Extracted data entries
[start]

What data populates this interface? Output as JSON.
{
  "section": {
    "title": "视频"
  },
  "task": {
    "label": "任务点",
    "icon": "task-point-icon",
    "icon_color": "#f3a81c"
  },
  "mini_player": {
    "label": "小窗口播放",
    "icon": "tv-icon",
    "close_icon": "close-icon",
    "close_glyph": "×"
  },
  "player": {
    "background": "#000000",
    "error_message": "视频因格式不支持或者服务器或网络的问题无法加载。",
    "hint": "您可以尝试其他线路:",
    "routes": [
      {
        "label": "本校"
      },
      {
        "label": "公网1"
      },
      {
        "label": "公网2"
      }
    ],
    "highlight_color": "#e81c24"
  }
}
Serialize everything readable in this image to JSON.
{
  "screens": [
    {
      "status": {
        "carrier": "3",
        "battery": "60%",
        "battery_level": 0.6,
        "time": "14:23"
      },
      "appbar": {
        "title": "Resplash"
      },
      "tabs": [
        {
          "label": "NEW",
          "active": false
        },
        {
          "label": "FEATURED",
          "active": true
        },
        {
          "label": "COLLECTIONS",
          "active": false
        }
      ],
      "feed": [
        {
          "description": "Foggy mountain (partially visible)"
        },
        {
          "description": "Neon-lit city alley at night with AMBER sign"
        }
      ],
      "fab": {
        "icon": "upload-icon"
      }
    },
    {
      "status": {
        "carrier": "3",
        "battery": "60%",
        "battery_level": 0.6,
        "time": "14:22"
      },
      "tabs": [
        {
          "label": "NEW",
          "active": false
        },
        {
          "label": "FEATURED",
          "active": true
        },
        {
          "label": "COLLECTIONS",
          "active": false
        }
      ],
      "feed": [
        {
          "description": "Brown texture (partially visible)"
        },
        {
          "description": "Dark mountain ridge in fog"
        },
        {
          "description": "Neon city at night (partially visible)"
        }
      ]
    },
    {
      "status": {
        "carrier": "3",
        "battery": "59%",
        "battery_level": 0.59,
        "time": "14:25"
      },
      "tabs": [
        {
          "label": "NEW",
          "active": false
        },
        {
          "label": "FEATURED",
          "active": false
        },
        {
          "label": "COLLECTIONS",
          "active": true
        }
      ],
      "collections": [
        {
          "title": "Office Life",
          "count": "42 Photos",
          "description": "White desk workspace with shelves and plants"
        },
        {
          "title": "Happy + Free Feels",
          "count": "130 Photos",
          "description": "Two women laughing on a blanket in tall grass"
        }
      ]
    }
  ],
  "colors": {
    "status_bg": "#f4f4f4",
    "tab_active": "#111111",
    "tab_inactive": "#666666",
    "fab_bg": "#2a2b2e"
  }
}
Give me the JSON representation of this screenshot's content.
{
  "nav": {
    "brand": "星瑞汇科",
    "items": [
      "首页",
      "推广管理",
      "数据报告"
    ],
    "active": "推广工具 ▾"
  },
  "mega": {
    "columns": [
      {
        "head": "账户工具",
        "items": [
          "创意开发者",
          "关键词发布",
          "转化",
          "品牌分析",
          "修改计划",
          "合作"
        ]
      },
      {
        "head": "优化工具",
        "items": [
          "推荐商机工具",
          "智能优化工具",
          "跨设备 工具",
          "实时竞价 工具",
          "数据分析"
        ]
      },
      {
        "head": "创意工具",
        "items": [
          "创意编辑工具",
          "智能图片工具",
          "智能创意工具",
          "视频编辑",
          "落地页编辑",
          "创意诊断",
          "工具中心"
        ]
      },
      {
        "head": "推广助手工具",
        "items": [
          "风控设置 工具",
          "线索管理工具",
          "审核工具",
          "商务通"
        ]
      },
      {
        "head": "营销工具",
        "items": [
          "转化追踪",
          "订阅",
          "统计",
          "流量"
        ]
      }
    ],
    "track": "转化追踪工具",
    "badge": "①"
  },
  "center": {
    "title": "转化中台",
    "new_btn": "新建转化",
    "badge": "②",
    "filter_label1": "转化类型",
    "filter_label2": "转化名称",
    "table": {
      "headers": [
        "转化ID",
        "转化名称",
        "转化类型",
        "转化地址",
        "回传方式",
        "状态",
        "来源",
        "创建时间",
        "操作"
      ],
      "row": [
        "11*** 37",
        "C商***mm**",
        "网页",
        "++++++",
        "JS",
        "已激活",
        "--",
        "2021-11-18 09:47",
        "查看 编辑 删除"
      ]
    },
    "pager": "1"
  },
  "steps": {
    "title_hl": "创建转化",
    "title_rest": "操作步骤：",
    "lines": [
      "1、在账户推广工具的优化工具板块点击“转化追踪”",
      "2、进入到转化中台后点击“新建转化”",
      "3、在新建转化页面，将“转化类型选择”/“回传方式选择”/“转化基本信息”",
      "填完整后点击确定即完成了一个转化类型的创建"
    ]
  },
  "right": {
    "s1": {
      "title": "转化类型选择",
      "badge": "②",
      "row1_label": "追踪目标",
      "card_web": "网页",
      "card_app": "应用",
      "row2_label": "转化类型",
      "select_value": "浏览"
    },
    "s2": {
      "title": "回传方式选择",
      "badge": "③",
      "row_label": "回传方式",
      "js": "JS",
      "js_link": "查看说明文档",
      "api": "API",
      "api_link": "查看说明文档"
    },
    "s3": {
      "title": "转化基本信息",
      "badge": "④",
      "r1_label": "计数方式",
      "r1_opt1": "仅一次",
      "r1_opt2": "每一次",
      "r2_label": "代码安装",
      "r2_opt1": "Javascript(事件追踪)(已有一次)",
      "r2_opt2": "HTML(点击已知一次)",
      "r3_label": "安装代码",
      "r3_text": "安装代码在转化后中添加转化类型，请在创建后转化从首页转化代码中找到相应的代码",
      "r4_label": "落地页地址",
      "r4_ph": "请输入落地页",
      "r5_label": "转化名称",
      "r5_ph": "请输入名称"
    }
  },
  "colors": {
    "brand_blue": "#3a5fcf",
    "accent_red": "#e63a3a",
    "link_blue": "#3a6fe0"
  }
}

[end]

* Your instructions
Write out every entry above, word for word.

* Exercise output
What data populates this interface? Output as JSON.
{
  "section": {
    "title": "视频"
  },
  "task": {
    "label": "任务点",
    "icon": "task-point-icon",
    "icon_color": "#f3a81c"
  },
  "mini_player": {
    "label": "小窗口播放",
    "icon": "tv-icon",
    "close_icon": "close-icon",
    "close_glyph": "×"
  },
  "player": {
    "background": "#000000",
    "error_message": "视频因格式不支持或者服务器或网络的问题无法加载。",
    "hint": "您可以尝试其他线路:",
    "routes": [
      {
        "label": "本校"
      },
      {
        "label": "公网1"
      },
      {
        "label": "公网2"
      }
    ],
    "highlight_color": "#e81c24"
  }
}
Serialize everything readable in this image to JSON.
{
  "screens": [
    {
      "status": {
        "carrier": "3",
        "battery": "60%",
        "battery_level": 0.6,
        "time": "14:23"
      },
      "appbar": {
        "title": "Resplash"
      },
      "tabs": [
        {
          "label": "NEW",
          "active": false
        },
        {
          "label": "FEATURED",
          "active": true
        },
        {
          "label": "COLLECTIONS",
          "active": false
        }
      ],
      "feed": [
        {
          "description": "Foggy mountain (partially visible)"
        },
        {
          "description": "Neon-lit city alley at night with AMBER sign"
        }
      ],
      "fab": {
        "icon": "upload-icon"
      }
    },
    {
      "status": {
        "carrier": "3",
        "battery": "60%",
        "battery_level": 0.6,
        "time": "14:22"
      },
      "tabs": [
        {
          "label": "NEW",
          "active": false
        },
        {
          "label": "FEATURED",
          "active": true
        },
        {
          "label": "COLLECTIONS",
          "active": false
        }
      ],
      "feed": [
        {
          "description": "Brown texture (partially visible)"
        },
        {
          "description": "Dark mountain ridge in fog"
        },
        {
          "description": "Neon city at night (partially visible)"
        }
      ]
    },
    {
      "status": {
        "carrier": "3",
        "battery": "59%",
        "battery_level": 0.59,
        "time": "14:25"
      },
      "tabs": [
        {
          "label": "NEW",
          "active": false
        },
        {
          "label": "FEATURED",
          "active": false
        },
        {
          "label": "COLLECTIONS",
          "active": true
        }
      ],
      "collections": [
        {
          "title": "Office Life",
          "count": "42 Photos",
          "description": "White desk workspace with shelves and plants"
        },
        {
          "title": "Happy + Free Feels",
          "count": "130 Photos",
          "description": "Two women laughing on a blanket in tall grass"
        }
      ]
    }
  ],
  "colors": {
    "status_bg": "#f4f4f4",
    "tab_active": "#111111",
    "tab_inactive": "#666666",
    "fab_bg": "#2a2b2e"
  }
}
Give me the JSON representation of this screenshot's content.
{
  "nav": {
    "brand": "星瑞汇科",
    "items": [
      "首页",
      "推广管理",
      "数据报告"
    ],
    "active": "推广工具 ▾"
  },
  "mega": {
    "columns": [
      {
        "head": "账户工具",
        "items": [
          "创意开发者",
          "关键词发布",
          "转化",
          "品牌分析",
          "修改计划",
          "合作"
        ]
      },
      {
        "head": "优化工具",
        "items": [
          "推荐商机工具",
          "智能优化工具",
          "跨设备 工具",
          "实时竞价 工具",
          "数据分析"
        ]
      },
      {
        "head": "创意工具",
        "items": [
          "创意编辑工具",
          "智能图片工具",
          "智能创意工具",
          "视频编辑",
          "落地页编辑",
          "创意诊断",
          "工具中心"
        ]
      },
      {
        "head": "推广助手工具",
        "items": [
          "风控设置 工具",
          "线索管理工具",
          "审核工具",
          "商务通"
        ]
      },
      {
        "head": "营销工具",
        "items": [
          "转化追踪",
          "订阅",
          "统计",
          "流量"
        ]
      }
    ],
    "track": "转化追踪工具",
    "badge": "①"
  },
  "center": {
    "title": "转化中台",
    "new_btn": "新建转化",
    "badge": "②",
    "filter_label1": "转化类型",
    "filter_label2": "转化名称",
    "table": {
      "headers": [
        "转化ID",
        "转化名称",
        "转化类型",
        "转化地址",
        "回传方式",
        "状态",
        "来源",
        "创建时间",
        "操作"
      ],
      "row": [
        "11*** 37",
        "C商***mm**",
        "网页",
        "++++++",
        "JS",
        "已激活",
        "--",
        "2021-11-18 09:47",
        "查看 编辑 删除"
      ]
    },
    "pager": "1"
  },
  "steps": {
    "title_hl": "创建转化",
    "title_rest": "操作步骤：",
    "lines": [
      "1、在账户推广工具的优化工具板块点击“转化追踪”",
      "2、进入到转化中台后点击“新建转化”",
      "3、在新建转化页面，将“转化类型选择”/“回传方式选择”/“转化基本信息”",
      "填完整后点击确定即完成了一个转化类型的创建"
    ]
  },
  "right": {
    "s1": {
      "title": "转化类型选择",
      "badge": "②",
      "row1_label": "追踪目标",
      "card_web": "网页",
      "card_app": "应用",
      "row2_label": "转化类型",
      "select_value": "浏览"
    },
    "s2": {
      "title": "回传方式选择",
      "badge": "③",
      "row_label": "回传方式",
      "js": "JS",
      "js_link": "查看说明文档",
      "api": "API",
      "api_link": "查看说明文档"
    },
    "s3": {
      "title": "转化基本信息",
      "badge": "④",
      "r1_label": "计数方式",
      "r1_opt1": "仅一次",
      "r1_opt2": "每一次",
      "r2_label": "代码安装",
      "r2_opt1": "Javascript(事件追踪)(已有一次)",
      "r2_opt2": "HTML(点击已知一次)",
      "r3_label": "安装代码",
      "r3_text": "安装代码在转化后中添加转化类型，请在创建后转化从首页转化代码中找到相应的代码",
      "r4_label": "落地页地址",
      "r4_ph": "请输入落地页",
      "r5_label": "转化名称",
      "r5_ph": "请输入名称"
    }
  },
  "colors": {
    "brand_blue": "#3a5fcf",
    "accent_red": "#e63a3a",
    "link_blue": "#3a6fe0"
  }
}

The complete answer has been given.